Faithfully return all lines, omitting every embedded picture.

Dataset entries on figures
>> Begin
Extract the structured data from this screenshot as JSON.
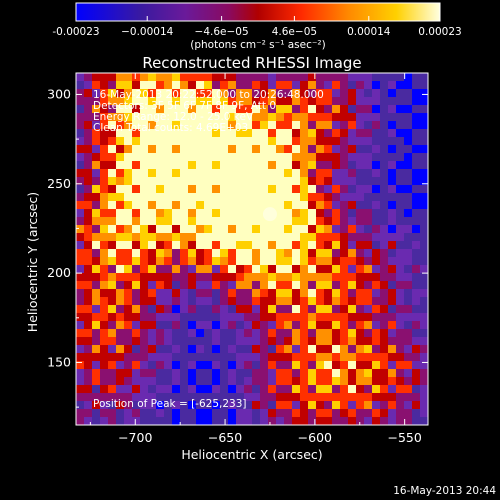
{
  "chart_data": {
    "type": "heatmap",
    "title": "Reconstructed RHESSI Image",
    "xlabel": "Heliocentric X (arcsec)",
    "ylabel": "Heliocentric Y (arcsec)",
    "xlim": [
      -733,
      -537
    ],
    "ylim": [
      115,
      312
    ],
    "x_ticks": [
      -700,
      -650,
      -600,
      -550
    ],
    "y_ticks": [
      150,
      200,
      250,
      300
    ],
    "colorbar": {
      "unit_label": "(photons cm⁻² s⁻¹ asec⁻²)",
      "range": [
        -0.00023,
        0.00023
      ],
      "ticks": [
        -0.00023,
        -0.00014,
        -4.6e-05,
        4.6e-05,
        0.00014,
        0.00023
      ],
      "tick_labels": [
        "-0.00023",
        "−0.00014",
        "−4.6e−05",
        "4.6e−05",
        "0.00014",
        "0.00023"
      ]
    },
    "annotations": [
      "16-May-2013 20:22:52.000 to 20:26:48.000",
      "Detectors: 3F 5F 6F 7F 8F 9F, Att 0",
      "Energy Range: 12.0 - 25.0 keV",
      "Clean     Total counts: 4.69E+03"
    ],
    "peak_label": "Position of Peak = [-625,233]",
    "peak_position": [
      -625,
      233
    ],
    "hotspots": [
      {
        "x": -625,
        "y": 233,
        "value": 0.00023
      },
      {
        "x": -690,
        "y": 255,
        "value": 0.00018
      },
      {
        "x": -665,
        "y": 285,
        "value": 0.00016
      },
      {
        "x": -700,
        "y": 300,
        "value": 0.00015
      },
      {
        "x": -710,
        "y": 220,
        "value": 0.00014
      },
      {
        "x": -640,
        "y": 265,
        "value": 0.00015
      },
      {
        "x": -600,
        "y": 290,
        "value": 0.00012
      },
      {
        "x": -655,
        "y": 225,
        "value": 0.00012
      },
      {
        "x": -715,
        "y": 175,
        "value": 0.0001
      },
      {
        "x": -615,
        "y": 190,
        "value": 0.0001
      },
      {
        "x": -575,
        "y": 200,
        "value": 9e-05
      },
      {
        "x": -560,
        "y": 140,
        "value": 9e-05
      },
      {
        "x": -590,
        "y": 150,
        "value": 8e-05
      },
      {
        "x": -610,
        "y": 130,
        "value": 8e-05
      },
      {
        "x": -720,
        "y": 135,
        "value": 7e-05
      }
    ],
    "colormap": [
      "#0000ff",
      "#4a2aa0",
      "#6a2ab0",
      "#8a1070",
      "#c00000",
      "#ff3000",
      "#ff9000",
      "#ffd000",
      "#ffffc0"
    ]
  },
  "footer_timestamp": "16-May-2013 20:44"
}
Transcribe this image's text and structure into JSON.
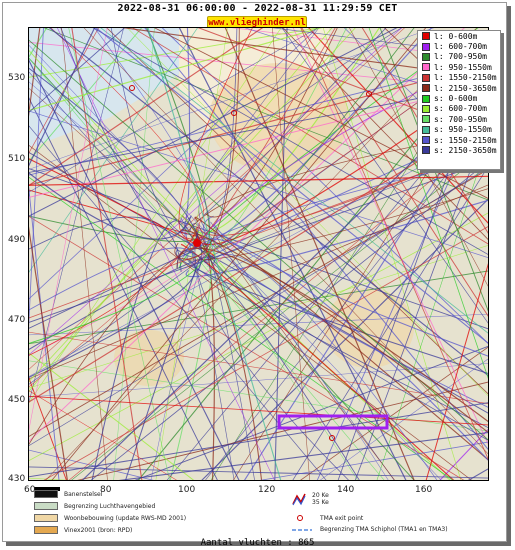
{
  "title": "2022-08-31 06:00:00 - 2022-08-31 11:29:59 CET",
  "site": "www.vlieghinder.nl",
  "y_ticks": [
    "530",
    "510",
    "490",
    "470",
    "450",
    "430"
  ],
  "x_ticks": [
    "60",
    "80",
    "100",
    "120",
    "140",
    "160"
  ],
  "legend": [
    {
      "label": "l: 0-600m",
      "color": "#e00000"
    },
    {
      "label": "l: 600-700m",
      "color": "#a020f0"
    },
    {
      "label": "l: 700-950m",
      "color": "#2e8b2e"
    },
    {
      "label": "l: 950-1550m",
      "color": "#ff66cc"
    },
    {
      "label": "l: 1550-2150m",
      "color": "#cc3333"
    },
    {
      "label": "l: 2150-3650m",
      "color": "#8b2a1a"
    },
    {
      "label": "s: 0-600m",
      "color": "#22cc22"
    },
    {
      "label": "s: 600-700m",
      "color": "#99ee33"
    },
    {
      "label": "s: 700-950m",
      "color": "#66dd66"
    },
    {
      "label": "s: 950-1550m",
      "color": "#44bb99"
    },
    {
      "label": "s: 1550-2150m",
      "color": "#5555cc"
    },
    {
      "label": "s: 2150-3650m",
      "color": "#3a3a99"
    }
  ],
  "footer": {
    "runway": "Banenstelsel",
    "airport_boundary": "Begrenzing Luchthavengebied",
    "housing": "Woonbebouwing (update RWS-MD 2001)",
    "vinex": "Vinex2001 (bron: RPD)",
    "noise_20": "20 Ke",
    "noise_35": "35 Ke",
    "tma_exit": "TMA exit point",
    "tma_boundary": "Begrenzing TMA Schiphol  (TMA1 en TMA3)"
  },
  "flight_count": "Aantal vluchten : 865"
}
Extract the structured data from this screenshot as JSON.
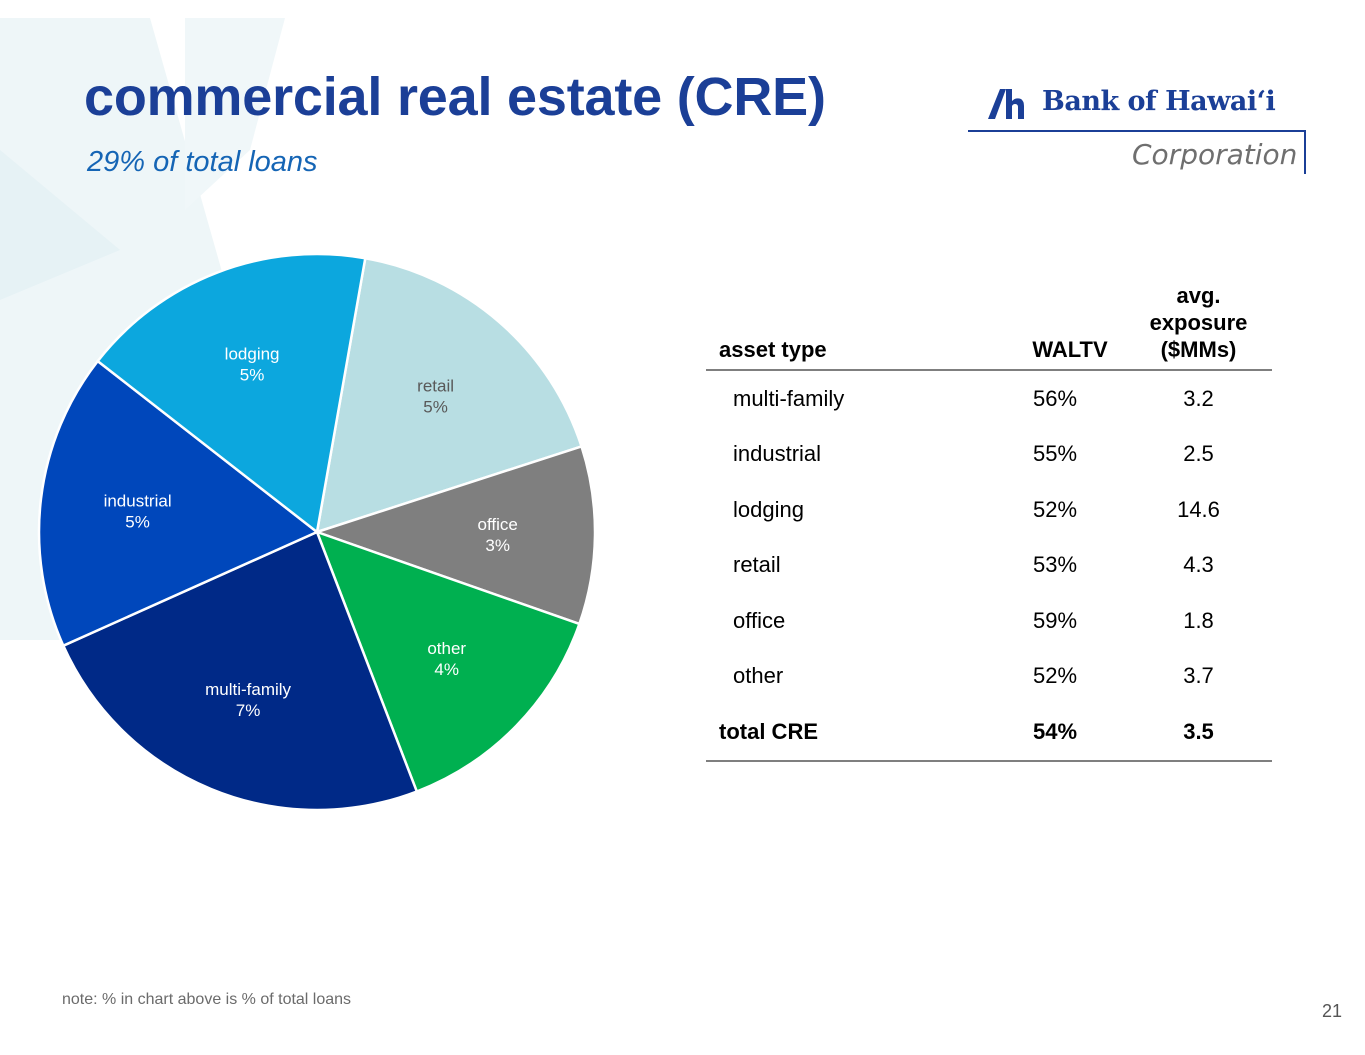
{
  "slide": {
    "title": "commercial real estate (CRE)",
    "subtitle": "29% of total loans",
    "note": "note: % in chart above is % of total loans",
    "page_number": "21"
  },
  "logo": {
    "name": "Bank of Hawaiʻi",
    "sub": "Corporation",
    "color": "#1b3f97"
  },
  "chart_data": {
    "type": "pie",
    "unit": "% of total loans",
    "slices": [
      {
        "label": "retail",
        "value": 5,
        "display": "5%",
        "color": "#b8dee3",
        "text_color": "#595959"
      },
      {
        "label": "office",
        "value": 3,
        "display": "3%",
        "color": "#7f7f7f",
        "text_color": "#ffffff"
      },
      {
        "label": "other",
        "value": 4,
        "display": "4%",
        "color": "#00b050",
        "text_color": "#ffffff"
      },
      {
        "label": "multi-family",
        "value": 7,
        "display": "7%",
        "color": "#002987",
        "text_color": "#ffffff"
      },
      {
        "label": "industrial",
        "value": 5,
        "display": "5%",
        "color": "#0047bb",
        "text_color": "#ffffff"
      },
      {
        "label": "lodging",
        "value": 5,
        "display": "5%",
        "color": "#0ca7de",
        "text_color": "#ffffff"
      }
    ]
  },
  "table": {
    "headers": {
      "asset_type": "asset type",
      "waltv": "WALTV",
      "exposure_line1": "avg.",
      "exposure_line2": "exposure",
      "exposure_line3": "($MMs)"
    },
    "rows": [
      {
        "asset_type": "multi-family",
        "waltv": "56%",
        "exposure": "3.2"
      },
      {
        "asset_type": "industrial",
        "waltv": "55%",
        "exposure": "2.5"
      },
      {
        "asset_type": "lodging",
        "waltv": "52%",
        "exposure": "14.6"
      },
      {
        "asset_type": "retail",
        "waltv": "53%",
        "exposure": "4.3"
      },
      {
        "asset_type": "office",
        "waltv": "59%",
        "exposure": "1.8"
      },
      {
        "asset_type": "other",
        "waltv": "52%",
        "exposure": "3.7"
      }
    ],
    "total": {
      "asset_type": "total CRE",
      "waltv": "54%",
      "exposure": "3.5"
    }
  }
}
>> End
Answer in full:
Extract the structured data from this screenshot as JSON.
{
  "chart_data": {
    "type": "heatmap",
    "title": "Reconstructed RHESSI Image",
    "xlabel": "Heliocentric X (arcsec)",
    "ylabel": "Heliocentric Y (arcsec)",
    "xlim": [
      -733,
      -537
    ],
    "ylim": [
      115,
      312
    ],
    "x_ticks": [
      -700,
      -650,
      -600,
      -550
    ],
    "y_ticks": [
      150,
      200,
      250,
      300
    ],
    "colorbar": {
      "unit_label": "(photons cm⁻² s⁻¹ asec⁻²)",
      "range": [
        -0.00023,
        0.00023
      ],
      "ticks": [
        -0.00023,
        -0.00014,
        -4.6e-05,
        4.6e-05,
        0.00014,
        0.00023
      ],
      "tick_labels": [
        "-0.00023",
        "−0.00014",
        "−4.6e−05",
        "4.6e−05",
        "0.00014",
        "0.00023"
      ]
    },
    "annotations": [
      "16-May-2013 20:22:52.000 to 20:26:48.000",
      "Detectors: 3F 5F 6F 7F 8F 9F, Att 0",
      "Energy Range: 12.0 - 25.0 keV",
      "Clean     Total counts: 4.69E+03"
    ],
    "peak_label": "Position of Peak = [-625,233]",
    "peak_position": [
      -625,
      233
    ],
    "hotspots": [
      {
        "x": -625,
        "y": 233,
        "value": 0.00023
      },
      {
        "x": -690,
        "y": 255,
        "value": 0.00018
      },
      {
        "x": -665,
        "y": 285,
        "value": 0.00016
      },
      {
        "x": -700,
        "y": 300,
        "value": 0.00015
      },
      {
        "x": -710,
        "y": 220,
        "value": 0.00014
      },
      {
        "x": -640,
        "y": 265,
        "value": 0.00015
      },
      {
        "x": -600,
        "y": 290,
        "value": 0.00012
      },
      {
        "x": -655,
        "y": 225,
        "value": 0.00012
      },
      {
        "x": -715,
        "y": 175,
        "value": 0.0001
      },
      {
        "x": -615,
        "y": 190,
        "value": 0.0001
      },
      {
        "x": -575,
        "y": 200,
        "value": 9e-05
      },
      {
        "x": -560,
        "y": 140,
        "value": 9e-05
      },
      {
        "x": -590,
        "y": 150,
        "value": 8e-05
      },
      {
        "x": -610,
        "y": 130,
        "value": 8e-05
      },
      {
        "x": -720,
        "y": 135,
        "value": 7e-05
      }
    ],
    "colormap": [
      "#0000ff",
      "#4a2aa0",
      "#6a2ab0",
      "#8a1070",
      "#c00000",
      "#ff3000",
      "#ff9000",
      "#ffd000",
      "#ffffc0"
    ]
  },
  "footer_timestamp": "16-May-2013 20:44"
}
Transcribe this image's text and structure into JSON.
{
  "title": "2022-08-31 06:00:00 - 2022-08-31 11:29:59 CET",
  "site": "www.vlieghinder.nl",
  "y_ticks": [
    "530",
    "510",
    "490",
    "470",
    "450",
    "430"
  ],
  "x_ticks": [
    "60",
    "80",
    "100",
    "120",
    "140",
    "160"
  ],
  "legend": [
    {
      "label": "l: 0-600m",
      "color": "#e00000"
    },
    {
      "label": "l: 600-700m",
      "color": "#a020f0"
    },
    {
      "label": "l: 700-950m",
      "color": "#2e8b2e"
    },
    {
      "label": "l: 950-1550m",
      "color": "#ff66cc"
    },
    {
      "label": "l: 1550-2150m",
      "color": "#cc3333"
    },
    {
      "label": "l: 2150-3650m",
      "color": "#8b2a1a"
    },
    {
      "label": "s: 0-600m",
      "color": "#22cc22"
    },
    {
      "label": "s: 600-700m",
      "color": "#99ee33"
    },
    {
      "label": "s: 700-950m",
      "color": "#66dd66"
    },
    {
      "label": "s: 950-1550m",
      "color": "#44bb99"
    },
    {
      "label": "s: 1550-2150m",
      "color": "#5555cc"
    },
    {
      "label": "s: 2150-3650m",
      "color": "#3a3a99"
    }
  ],
  "footer": {
    "runway": "Banenstelsel",
    "airport_boundary": "Begrenzing Luchthavengebied",
    "housing": "Woonbebouwing (update RWS-MD 2001)",
    "vinex": "Vinex2001 (bron: RPD)",
    "noise_20": "20 Ke",
    "noise_35": "35 Ke",
    "tma_exit": "TMA exit point",
    "tma_boundary": "Begrenzing TMA Schiphol  (TMA1 en TMA3)"
  },
  "flight_count": "Aantal vluchten : 865"
}
Extract the structured data from this screenshot as JSON.
{
  "slide": {
    "title": "commercial real estate (CRE)",
    "subtitle": "29% of total loans",
    "note": "note: % in chart above is % of total loans",
    "page_number": "21"
  },
  "logo": {
    "name": "Bank of Hawaiʻi",
    "sub": "Corporation",
    "color": "#1b3f97"
  },
  "chart_data": {
    "type": "pie",
    "unit": "% of total loans",
    "slices": [
      {
        "label": "retail",
        "value": 5,
        "display": "5%",
        "color": "#b8dee3",
        "text_color": "#595959"
      },
      {
        "label": "office",
        "value": 3,
        "display": "3%",
        "color": "#7f7f7f",
        "text_color": "#ffffff"
      },
      {
        "label": "other",
        "value": 4,
        "display": "4%",
        "color": "#00b050",
        "text_color": "#ffffff"
      },
      {
        "label": "multi-family",
        "value": 7,
        "display": "7%",
        "color": "#002987",
        "text_color": "#ffffff"
      },
      {
        "label": "industrial",
        "value": 5,
        "display": "5%",
        "color": "#0047bb",
        "text_color": "#ffffff"
      },
      {
        "label": "lodging",
        "value": 5,
        "display": "5%",
        "color": "#0ca7de",
        "text_color": "#ffffff"
      }
    ]
  },
  "table": {
    "headers": {
      "asset_type": "asset type",
      "waltv": "WALTV",
      "exposure_line1": "avg.",
      "exposure_line2": "exposure",
      "exposure_line3": "($MMs)"
    },
    "rows": [
      {
        "asset_type": "multi-family",
        "waltv": "56%",
        "exposure": "3.2"
      },
      {
        "asset_type": "industrial",
        "waltv": "55%",
        "exposure": "2.5"
      },
      {
        "asset_type": "lodging",
        "waltv": "52%",
        "exposure": "14.6"
      },
      {
        "asset_type": "retail",
        "waltv": "53%",
        "exposure": "4.3"
      },
      {
        "asset_type": "office",
        "waltv": "59%",
        "exposure": "1.8"
      },
      {
        "asset_type": "other",
        "waltv": "52%",
        "exposure": "3.7"
      }
    ],
    "total": {
      "asset_type": "total CRE",
      "waltv": "54%",
      "exposure": "3.5"
    }
  }
}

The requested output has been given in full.